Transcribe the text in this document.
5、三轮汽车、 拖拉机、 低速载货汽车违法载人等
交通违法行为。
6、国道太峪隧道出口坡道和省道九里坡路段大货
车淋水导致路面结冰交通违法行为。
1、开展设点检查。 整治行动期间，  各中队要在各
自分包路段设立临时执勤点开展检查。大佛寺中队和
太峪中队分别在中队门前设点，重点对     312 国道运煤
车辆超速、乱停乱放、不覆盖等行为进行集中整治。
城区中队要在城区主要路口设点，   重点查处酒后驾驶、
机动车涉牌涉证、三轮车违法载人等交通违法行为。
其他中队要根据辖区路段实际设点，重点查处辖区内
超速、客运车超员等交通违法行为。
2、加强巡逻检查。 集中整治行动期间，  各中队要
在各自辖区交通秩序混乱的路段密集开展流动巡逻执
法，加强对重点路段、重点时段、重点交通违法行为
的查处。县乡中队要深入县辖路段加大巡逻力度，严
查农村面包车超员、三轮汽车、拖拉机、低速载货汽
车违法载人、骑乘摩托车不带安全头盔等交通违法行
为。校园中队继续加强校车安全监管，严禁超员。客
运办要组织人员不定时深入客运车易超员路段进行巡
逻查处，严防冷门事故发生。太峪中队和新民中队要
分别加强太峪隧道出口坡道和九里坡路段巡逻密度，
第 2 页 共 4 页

★ ★ ★ ★ ★ ★ ★

Extract the complete listing verbatim.

◆ **Exercise output**
Transcribe the text in this document.
5、三轮汽车、 拖拉机、 低速载货汽车违法载人等
交通违法行为。
6、国道太峪隧道出口坡道和省道九里坡路段大货
车淋水导致路面结冰交通违法行为。
1、开展设点检查。 整治行动期间，  各中队要在各
自分包路段设立临时执勤点开展检查。大佛寺中队和
太峪中队分别在中队门前设点，重点对     312 国道运煤
车辆超速、乱停乱放、不覆盖等行为进行集中整治。
城区中队要在城区主要路口设点，   重点查处酒后驾驶、
机动车涉牌涉证、三轮车违法载人等交通违法行为。
其他中队要根据辖区路段实际设点，重点查处辖区内
超速、客运车超员等交通违法行为。
2、加强巡逻检查。 集中整治行动期间，  各中队要
在各自辖区交通秩序混乱的路段密集开展流动巡逻执
法，加强对重点路段、重点时段、重点交通违法行为
的查处。县乡中队要深入县辖路段加大巡逻力度，严
查农村面包车超员、三轮汽车、拖拉机、低速载货汽
车违法载人、骑乘摩托车不带安全头盔等交通违法行
为。校园中队继续加强校车安全监管，严禁超员。客
运办要组织人员不定时深入客运车易超员路段进行巡
逻查处，严防冷门事故发生。太峪中队和新民中队要
分别加强太峪隧道出口坡道和九里坡路段巡逻密度，
第 2 页 共 4 页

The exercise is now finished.